▶ **EXERCISE INPUT**
[start]

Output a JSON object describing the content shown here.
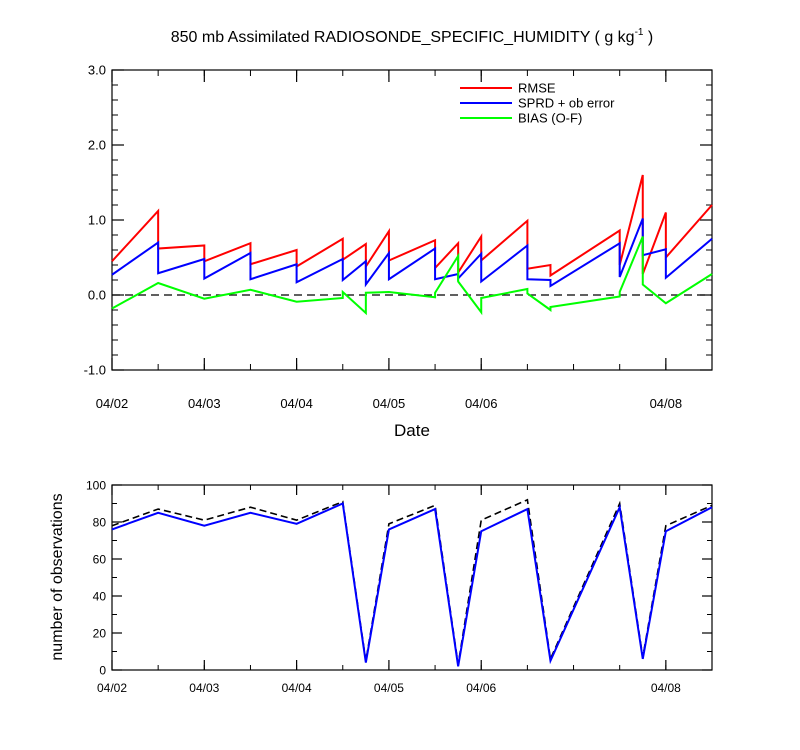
{
  "title": {
    "main": "850 mb Assimilated RADIOSONDE_SPECIFIC_HUMIDITY ( g kg",
    "sup": "-1",
    "close": " )"
  },
  "chart_data": [
    {
      "type": "line",
      "title": "850 mb Assimilated RADIOSONDE_SPECIFIC_HUMIDITY ( g kg-1 )",
      "xlabel": "Date",
      "ylabel": "",
      "xlim": [
        0,
        6.5
      ],
      "ylim": [
        -1.0,
        3.0
      ],
      "y_ticks": [
        -1.0,
        0.0,
        1.0,
        2.0,
        3.0
      ],
      "y_tick_labels": [
        "-1.0",
        "0.0",
        "1.0",
        "2.0",
        "3.0"
      ],
      "x_ticks": [
        0,
        1,
        2,
        3,
        4,
        6
      ],
      "x_tick_labels": [
        "04/02",
        "04/03",
        "04/04",
        "04/05",
        "04/06",
        "04/08"
      ],
      "x_minor_step": 0.5,
      "y_minor_step": 0.2,
      "reference_line": {
        "y": 0.0,
        "style": "dashed"
      },
      "legend": {
        "position": "top-right",
        "entries": [
          {
            "label": "RMSE",
            "color": "#ff0000"
          },
          {
            "label": "SPRD + ob error",
            "color": "#0000ff"
          },
          {
            "label": "BIAS (O-F)",
            "color": "#00ff00"
          }
        ]
      },
      "series": [
        {
          "name": "RMSE",
          "color": "#ff0000",
          "x": [
            0,
            0.5,
            0.5,
            1,
            1,
            1.5,
            1.5,
            2,
            2,
            2.5,
            2.5,
            2.75,
            2.75,
            3,
            3,
            3.5,
            3.5,
            3.75,
            3.75,
            4,
            4,
            4.5,
            4.5,
            4.75,
            4.75,
            5.5,
            5.5,
            5.75,
            5.75,
            6,
            6,
            6.5
          ],
          "y": [
            0.45,
            1.12,
            0.62,
            0.66,
            0.45,
            0.69,
            0.41,
            0.6,
            0.38,
            0.75,
            0.47,
            0.68,
            0.38,
            0.85,
            0.46,
            0.73,
            0.36,
            0.69,
            0.3,
            0.78,
            0.46,
            0.99,
            0.35,
            0.4,
            0.26,
            0.86,
            0.4,
            1.6,
            0.28,
            1.1,
            0.5,
            1.2
          ]
        },
        {
          "name": "SPRD + ob error",
          "color": "#0000ff",
          "x": [
            0,
            0.5,
            0.5,
            1,
            1,
            1.5,
            1.5,
            2,
            2,
            2.5,
            2.5,
            2.75,
            2.75,
            3,
            3,
            3.5,
            3.5,
            3.75,
            3.75,
            4,
            4,
            4.5,
            4.5,
            4.75,
            4.75,
            5.5,
            5.5,
            5.75,
            5.75,
            6,
            6,
            6.5
          ],
          "y": [
            0.27,
            0.7,
            0.29,
            0.48,
            0.22,
            0.56,
            0.21,
            0.41,
            0.17,
            0.48,
            0.2,
            0.45,
            0.14,
            0.56,
            0.21,
            0.62,
            0.21,
            0.28,
            0.22,
            0.55,
            0.18,
            0.66,
            0.21,
            0.2,
            0.12,
            0.69,
            0.24,
            1.02,
            0.53,
            0.61,
            0.23,
            0.75
          ]
        },
        {
          "name": "BIAS (O-F)",
          "color": "#00ff00",
          "x": [
            0,
            0.5,
            1,
            1.5,
            2,
            2.5,
            2.5,
            2.75,
            2.75,
            3,
            3.5,
            3.5,
            3.75,
            3.75,
            4,
            4,
            4.5,
            4.5,
            4.75,
            4.75,
            5.5,
            5.5,
            5.75,
            5.75,
            6,
            6.5
          ],
          "y": [
            -0.18,
            0.16,
            -0.05,
            0.07,
            -0.09,
            -0.04,
            0.04,
            -0.24,
            0.03,
            0.04,
            -0.03,
            0.03,
            0.52,
            0.18,
            -0.23,
            -0.04,
            0.08,
            0.02,
            -0.2,
            -0.16,
            -0.02,
            0.04,
            0.78,
            0.14,
            -0.11,
            0.28
          ]
        }
      ]
    },
    {
      "type": "line",
      "title": "",
      "xlabel": "",
      "ylabel": "number of observations",
      "xlim": [
        0,
        6.5
      ],
      "ylim": [
        0,
        100
      ],
      "y_ticks": [
        0,
        20,
        40,
        60,
        80,
        100
      ],
      "y_tick_labels": [
        "0",
        "20",
        "40",
        "60",
        "80",
        "100"
      ],
      "x_ticks": [
        0,
        1,
        2,
        3,
        4,
        6
      ],
      "x_tick_labels": [
        "04/02",
        "04/03",
        "04/04",
        "04/05",
        "04/06",
        "04/08"
      ],
      "x_minor_step": 0.5,
      "y_minor_step": 10,
      "series": [
        {
          "name": "dashed",
          "color": "#000000",
          "style": "dashed",
          "x": [
            0,
            0.5,
            1,
            1.5,
            2,
            2.5,
            2.75,
            3,
            3.5,
            3.75,
            4,
            4.5,
            4.75,
            5.5,
            5.75,
            6,
            6.5
          ],
          "y": [
            78,
            87,
            81,
            88,
            81,
            91,
            5,
            79,
            89,
            3,
            81,
            92,
            6,
            90,
            7,
            78,
            89
          ]
        },
        {
          "name": "solid",
          "color": "#0000ff",
          "style": "solid",
          "x": [
            0,
            0.5,
            1,
            1.5,
            2,
            2.5,
            2.75,
            3,
            3.5,
            3.75,
            4,
            4.5,
            4.75,
            5.5,
            5.75,
            6,
            6.5
          ],
          "y": [
            76,
            85,
            78,
            85,
            79,
            90,
            4,
            76,
            87,
            2,
            75,
            87,
            5,
            88,
            6,
            75,
            88
          ]
        }
      ]
    }
  ]
}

[end]

▶ **EXERCISE AIM**
Show every line of the listing in which the string "error" can be found.

▶ **THE ANSWER**
            "label": "SPRD + ob error",
          "name": "SPRD + ob error",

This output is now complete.